> _EXERCISE GOAL_
Copy the records below exactly as they are written.

> _INPUT RECORDS_
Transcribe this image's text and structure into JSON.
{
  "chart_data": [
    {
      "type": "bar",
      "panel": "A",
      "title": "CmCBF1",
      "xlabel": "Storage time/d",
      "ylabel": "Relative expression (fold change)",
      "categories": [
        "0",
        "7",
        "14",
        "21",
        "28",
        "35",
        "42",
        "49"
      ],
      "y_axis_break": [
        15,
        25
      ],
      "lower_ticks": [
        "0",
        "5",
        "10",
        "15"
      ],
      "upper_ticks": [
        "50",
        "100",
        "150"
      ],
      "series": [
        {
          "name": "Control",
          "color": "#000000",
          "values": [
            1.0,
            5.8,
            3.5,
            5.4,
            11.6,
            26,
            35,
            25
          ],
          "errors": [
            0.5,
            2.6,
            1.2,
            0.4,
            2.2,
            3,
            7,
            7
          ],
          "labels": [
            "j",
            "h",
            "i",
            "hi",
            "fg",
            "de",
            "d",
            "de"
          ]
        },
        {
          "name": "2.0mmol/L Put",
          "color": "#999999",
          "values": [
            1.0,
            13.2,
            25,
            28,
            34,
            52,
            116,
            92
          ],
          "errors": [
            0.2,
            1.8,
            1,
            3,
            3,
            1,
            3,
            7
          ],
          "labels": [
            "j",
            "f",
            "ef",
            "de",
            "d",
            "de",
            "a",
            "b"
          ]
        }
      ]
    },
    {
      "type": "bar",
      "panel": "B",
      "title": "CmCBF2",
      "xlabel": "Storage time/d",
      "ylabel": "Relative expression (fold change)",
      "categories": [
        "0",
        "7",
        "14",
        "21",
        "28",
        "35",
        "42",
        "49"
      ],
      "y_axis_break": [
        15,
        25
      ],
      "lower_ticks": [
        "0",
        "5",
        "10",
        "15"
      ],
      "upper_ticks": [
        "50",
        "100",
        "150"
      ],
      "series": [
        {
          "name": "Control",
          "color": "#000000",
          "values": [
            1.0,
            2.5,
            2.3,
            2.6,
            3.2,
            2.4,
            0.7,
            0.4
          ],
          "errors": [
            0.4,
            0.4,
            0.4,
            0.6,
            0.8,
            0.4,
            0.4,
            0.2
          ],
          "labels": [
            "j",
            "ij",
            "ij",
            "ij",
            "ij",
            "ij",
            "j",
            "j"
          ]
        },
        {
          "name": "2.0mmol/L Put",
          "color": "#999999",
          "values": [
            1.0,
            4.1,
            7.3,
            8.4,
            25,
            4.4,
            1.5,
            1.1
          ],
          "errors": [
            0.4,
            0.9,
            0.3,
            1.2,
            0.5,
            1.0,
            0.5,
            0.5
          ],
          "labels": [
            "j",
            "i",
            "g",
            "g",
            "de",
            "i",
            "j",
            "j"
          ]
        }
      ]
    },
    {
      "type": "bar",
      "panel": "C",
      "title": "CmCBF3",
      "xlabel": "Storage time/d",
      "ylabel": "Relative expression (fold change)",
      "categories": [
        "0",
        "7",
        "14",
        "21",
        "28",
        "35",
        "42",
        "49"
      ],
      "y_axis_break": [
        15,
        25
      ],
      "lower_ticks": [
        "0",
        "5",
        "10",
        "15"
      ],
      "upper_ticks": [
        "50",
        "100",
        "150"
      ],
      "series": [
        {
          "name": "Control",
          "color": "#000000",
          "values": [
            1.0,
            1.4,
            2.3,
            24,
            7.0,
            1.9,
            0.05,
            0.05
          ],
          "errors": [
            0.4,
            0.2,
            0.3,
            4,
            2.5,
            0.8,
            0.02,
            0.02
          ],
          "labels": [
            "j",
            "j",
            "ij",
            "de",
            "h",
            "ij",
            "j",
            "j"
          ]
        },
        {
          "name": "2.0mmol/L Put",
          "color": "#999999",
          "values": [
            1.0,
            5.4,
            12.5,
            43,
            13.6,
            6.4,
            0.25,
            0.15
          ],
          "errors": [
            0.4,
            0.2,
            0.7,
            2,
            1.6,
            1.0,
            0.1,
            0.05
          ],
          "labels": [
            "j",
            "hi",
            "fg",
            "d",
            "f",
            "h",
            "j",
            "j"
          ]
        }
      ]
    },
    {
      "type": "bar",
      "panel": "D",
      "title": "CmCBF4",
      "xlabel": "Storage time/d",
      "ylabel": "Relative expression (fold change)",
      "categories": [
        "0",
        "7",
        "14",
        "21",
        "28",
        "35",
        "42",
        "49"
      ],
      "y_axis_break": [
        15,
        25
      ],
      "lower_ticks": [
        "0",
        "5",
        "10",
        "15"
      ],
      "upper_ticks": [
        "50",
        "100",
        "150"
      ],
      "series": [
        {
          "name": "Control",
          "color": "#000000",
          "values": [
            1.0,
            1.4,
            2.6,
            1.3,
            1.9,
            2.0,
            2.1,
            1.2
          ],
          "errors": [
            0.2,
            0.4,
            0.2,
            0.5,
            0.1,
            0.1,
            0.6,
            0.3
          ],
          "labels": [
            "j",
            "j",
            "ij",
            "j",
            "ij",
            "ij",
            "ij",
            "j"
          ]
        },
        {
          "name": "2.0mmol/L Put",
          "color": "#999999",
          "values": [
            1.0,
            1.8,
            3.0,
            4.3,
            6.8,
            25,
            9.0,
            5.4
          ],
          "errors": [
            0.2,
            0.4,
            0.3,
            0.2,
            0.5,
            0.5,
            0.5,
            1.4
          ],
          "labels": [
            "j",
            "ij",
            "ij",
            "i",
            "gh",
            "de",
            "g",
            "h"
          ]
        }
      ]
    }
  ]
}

> _OUTPUT OF THE TASK_
Transcribe this image's text and structure into JSON.
{
  "chart_data": [
    {
      "type": "bar",
      "panel": "A",
      "title": "CmCBF1",
      "xlabel": "Storage time/d",
      "ylabel": "Relative expression (fold change)",
      "categories": [
        "0",
        "7",
        "14",
        "21",
        "28",
        "35",
        "42",
        "49"
      ],
      "y_axis_break": [
        15,
        25
      ],
      "lower_ticks": [
        "0",
        "5",
        "10",
        "15"
      ],
      "upper_ticks": [
        "50",
        "100",
        "150"
      ],
      "series": [
        {
          "name": "Control",
          "color": "#000000",
          "values": [
            1.0,
            5.8,
            3.5,
            5.4,
            11.6,
            26,
            35,
            25
          ],
          "errors": [
            0.5,
            2.6,
            1.2,
            0.4,
            2.2,
            3,
            7,
            7
          ],
          "labels": [
            "j",
            "h",
            "i",
            "hi",
            "fg",
            "de",
            "d",
            "de"
          ]
        },
        {
          "name": "2.0mmol/L Put",
          "color": "#999999",
          "values": [
            1.0,
            13.2,
            25,
            28,
            34,
            52,
            116,
            92
          ],
          "errors": [
            0.2,
            1.8,
            1,
            3,
            3,
            1,
            3,
            7
          ],
          "labels": [
            "j",
            "f",
            "ef",
            "de",
            "d",
            "de",
            "a",
            "b"
          ]
        }
      ]
    },
    {
      "type": "bar",
      "panel": "B",
      "title": "CmCBF2",
      "xlabel": "Storage time/d",
      "ylabel": "Relative expression (fold change)",
      "categories": [
        "0",
        "7",
        "14",
        "21",
        "28",
        "35",
        "42",
        "49"
      ],
      "y_axis_break": [
        15,
        25
      ],
      "lower_ticks": [
        "0",
        "5",
        "10",
        "15"
      ],
      "upper_ticks": [
        "50",
        "100",
        "150"
      ],
      "series": [
        {
          "name": "Control",
          "color": "#000000",
          "values": [
            1.0,
            2.5,
            2.3,
            2.6,
            3.2,
            2.4,
            0.7,
            0.4
          ],
          "errors": [
            0.4,
            0.4,
            0.4,
            0.6,
            0.8,
            0.4,
            0.4,
            0.2
          ],
          "labels": [
            "j",
            "ij",
            "ij",
            "ij",
            "ij",
            "ij",
            "j",
            "j"
          ]
        },
        {
          "name": "2.0mmol/L Put",
          "color": "#999999",
          "values": [
            1.0,
            4.1,
            7.3,
            8.4,
            25,
            4.4,
            1.5,
            1.1
          ],
          "errors": [
            0.4,
            0.9,
            0.3,
            1.2,
            0.5,
            1.0,
            0.5,
            0.5
          ],
          "labels": [
            "j",
            "i",
            "g",
            "g",
            "de",
            "i",
            "j",
            "j"
          ]
        }
      ]
    },
    {
      "type": "bar",
      "panel": "C",
      "title": "CmCBF3",
      "xlabel": "Storage time/d",
      "ylabel": "Relative expression (fold change)",
      "categories": [
        "0",
        "7",
        "14",
        "21",
        "28",
        "35",
        "42",
        "49"
      ],
      "y_axis_break": [
        15,
        25
      ],
      "lower_ticks": [
        "0",
        "5",
        "10",
        "15"
      ],
      "upper_ticks": [
        "50",
        "100",
        "150"
      ],
      "series": [
        {
          "name": "Control",
          "color": "#000000",
          "values": [
            1.0,
            1.4,
            2.3,
            24,
            7.0,
            1.9,
            0.05,
            0.05
          ],
          "errors": [
            0.4,
            0.2,
            0.3,
            4,
            2.5,
            0.8,
            0.02,
            0.02
          ],
          "labels": [
            "j",
            "j",
            "ij",
            "de",
            "h",
            "ij",
            "j",
            "j"
          ]
        },
        {
          "name": "2.0mmol/L Put",
          "color": "#999999",
          "values": [
            1.0,
            5.4,
            12.5,
            43,
            13.6,
            6.4,
            0.25,
            0.15
          ],
          "errors": [
            0.4,
            0.2,
            0.7,
            2,
            1.6,
            1.0,
            0.1,
            0.05
          ],
          "labels": [
            "j",
            "hi",
            "fg",
            "d",
            "f",
            "h",
            "j",
            "j"
          ]
        }
      ]
    },
    {
      "type": "bar",
      "panel": "D",
      "title": "CmCBF4",
      "xlabel": "Storage time/d",
      "ylabel": "Relative expression (fold change)",
      "categories": [
        "0",
        "7",
        "14",
        "21",
        "28",
        "35",
        "42",
        "49"
      ],
      "y_axis_break": [
        15,
        25
      ],
      "lower_ticks": [
        "0",
        "5",
        "10",
        "15"
      ],
      "upper_ticks": [
        "50",
        "100",
        "150"
      ],
      "series": [
        {
          "name": "Control",
          "color": "#000000",
          "values": [
            1.0,
            1.4,
            2.6,
            1.3,
            1.9,
            2.0,
            2.1,
            1.2
          ],
          "errors": [
            0.2,
            0.4,
            0.2,
            0.5,
            0.1,
            0.1,
            0.6,
            0.3
          ],
          "labels": [
            "j",
            "j",
            "ij",
            "j",
            "ij",
            "ij",
            "ij",
            "j"
          ]
        },
        {
          "name": "2.0mmol/L Put",
          "color": "#999999",
          "values": [
            1.0,
            1.8,
            3.0,
            4.3,
            6.8,
            25,
            9.0,
            5.4
          ],
          "errors": [
            0.2,
            0.4,
            0.3,
            0.2,
            0.5,
            0.5,
            0.5,
            1.4
          ],
          "labels": [
            "j",
            "ij",
            "ij",
            "i",
            "gh",
            "de",
            "g",
            "h"
          ]
        }
      ]
    }
  ]
}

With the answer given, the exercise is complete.